EXTRACTED DATA
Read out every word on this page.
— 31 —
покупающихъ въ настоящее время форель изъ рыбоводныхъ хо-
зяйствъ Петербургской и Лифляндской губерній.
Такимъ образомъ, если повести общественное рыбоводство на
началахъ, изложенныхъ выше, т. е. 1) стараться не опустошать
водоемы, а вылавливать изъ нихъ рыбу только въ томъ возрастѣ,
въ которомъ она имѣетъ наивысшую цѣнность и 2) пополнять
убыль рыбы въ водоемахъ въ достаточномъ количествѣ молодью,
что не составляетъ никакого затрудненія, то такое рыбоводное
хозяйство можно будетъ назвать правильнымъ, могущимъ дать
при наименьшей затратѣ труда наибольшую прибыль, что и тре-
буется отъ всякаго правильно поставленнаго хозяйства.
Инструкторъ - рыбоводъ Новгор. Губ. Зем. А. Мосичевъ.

TASK DETAILS
Write out every record verbatim.

THE RESPONSE
Read out every word on this page.
— 31 —
покупающихъ въ настоящее время форель изъ рыбоводныхъ хо-
зяйствъ Петербургской и Лифляндской губерній.
Такимъ образомъ, если повести общественное рыбоводство на
началахъ, изложенныхъ выше, т. е. 1) стараться не опустошать
водоемы, а вылавливать изъ нихъ рыбу только въ томъ возрастѣ,
въ которомъ она имѣетъ наивысшую цѣнность и 2) пополнять
убыль рыбы въ водоемахъ въ достаточномъ количествѣ молодью,
что не составляетъ никакого затрудненія, то такое рыбоводное
хозяйство можно будетъ назвать правильнымъ, могущимъ дать
при наименьшей затратѣ труда наибольшую прибыль, что и тре-
буется отъ всякаго правильно поставленнаго хозяйства.
Инструкторъ - рыбоводъ Новгор. Губ. Зем. А. Мосичевъ.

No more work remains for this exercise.